**Your task**
Reproduce each line of the material exactly, minus any picture.

**Input records**
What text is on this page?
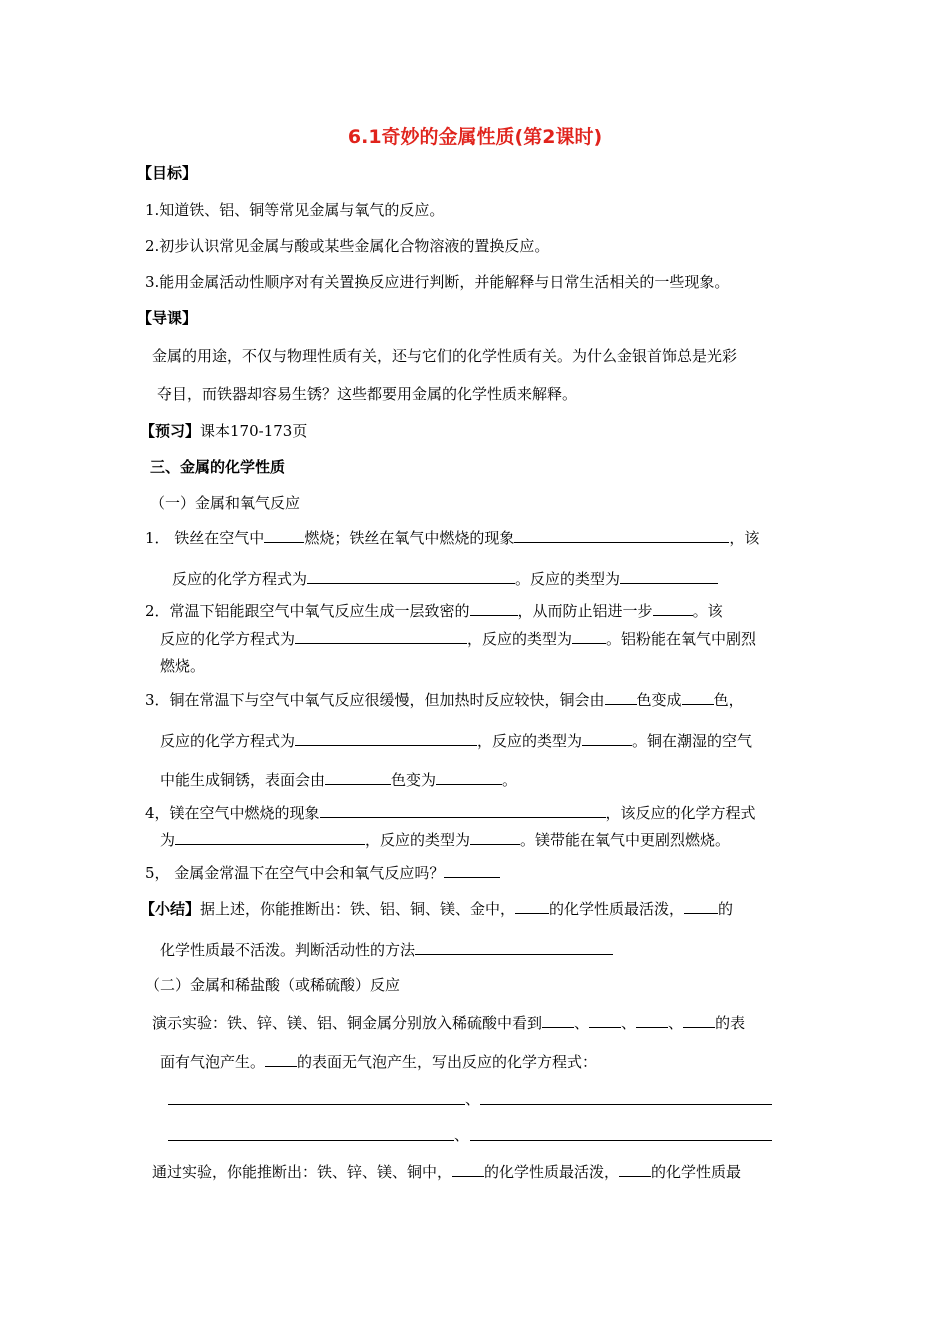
6.1奇妙的金属性质(第2课时)
【目标】
1.知道铁、铝、铜等常见金属与氧气的反应。
2.初步认识常见金属与酸或某些金属化合物溶液的置换反应。
3.能用金属活动性顺序对有关置换反应进行判断，并能解释与日常生活相关的一些现象。
【导课】
金属的用途，不仅与物理性质有关，还与它们的化学性质有关。为什么金银首饰总是光彩
夺目，而铁器却容易生锈？这些都要用金属的化学性质来解释。
【预习】课本170-173页
三、金属的化学性质
（一）金属和氧气反应
1． 铁丝在空气中	燃烧；铁丝在氧气中燃烧的现象	，该
反应的化学方程式为	。反应的类型为
2．常温下铝能跟空气中氧气反应生成一层致密的	，从而防止铝进一步	。该
反应的化学方程式为	，反应的类型为 。铝粉能在氧气中剧烈
燃烧。
3．铜在常温下与空气中氧气反应很缓慢，但加热时反应较快，铜会由 色变成 色，
反应的化学方程式为	，反应的类型为	。铜在潮湿的空气
中能生成铜锈，表面会由	色变为	。
4，镁在空气中燃烧的现象	，该反应的化学方程式
为	，反应的类型为	。镁带能在氧气中更剧烈燃烧。
5， 金属金常温下在空气中会和氧气反应吗？
【小结】据上述，你能推断出：铁、铝、铜、镁、金中， 的化学性质最活泼， 的
化学性质最不活泼。判断活动性的方法
（二）金属和稀盐酸（或稀硫酸）反应
演示实验：铁、锌、镁、铝、铜金属分别放入稀硫酸中看到 、 、 、 的表
面有气泡产生。 的表面无气泡产生，写出反应的化学方程式：
、
、
通过实验，你能推断出：铁、锌、镁、铜中， 的化学性质最活泼， 的化学性质最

**Solution for this task**
What text is on this page?
6.1奇妙的金属性质(第2课时)
【目标】
1.知道铁、铝、铜等常见金属与氧气的反应。
2.初步认识常见金属与酸或某些金属化合物溶液的置换反应。
3.能用金属活动性顺序对有关置换反应进行判断，并能解释与日常生活相关的一些现象。
【导课】
金属的用途，不仅与物理性质有关，还与它们的化学性质有关。为什么金银首饰总是光彩
夺目，而铁器却容易生锈？这些都要用金属的化学性质来解释。
【预习】课本170-173页
三、金属的化学性质
（一）金属和氧气反应
1． 铁丝在空气中	燃烧；铁丝在氧气中燃烧的现象	，该
反应的化学方程式为	。反应的类型为
2．常温下铝能跟空气中氧气反应生成一层致密的	，从而防止铝进一步	。该
反应的化学方程式为	，反应的类型为 。铝粉能在氧气中剧烈
燃烧。
3．铜在常温下与空气中氧气反应很缓慢，但加热时反应较快，铜会由 色变成 色，
反应的化学方程式为	，反应的类型为	。铜在潮湿的空气
中能生成铜锈，表面会由	色变为	。
4，镁在空气中燃烧的现象	，该反应的化学方程式
为	，反应的类型为	。镁带能在氧气中更剧烈燃烧。
5， 金属金常温下在空气中会和氧气反应吗？
【小结】据上述，你能推断出：铁、铝、铜、镁、金中， 的化学性质最活泼， 的
化学性质最不活泼。判断活动性的方法
（二）金属和稀盐酸（或稀硫酸）反应
演示实验：铁、锌、镁、铝、铜金属分别放入稀硫酸中看到 、 、 、 的表
面有气泡产生。 的表面无气泡产生，写出反应的化学方程式：
、
、
通过实验，你能推断出：铁、锌、镁、铜中， 的化学性质最活泼， 的化学性质最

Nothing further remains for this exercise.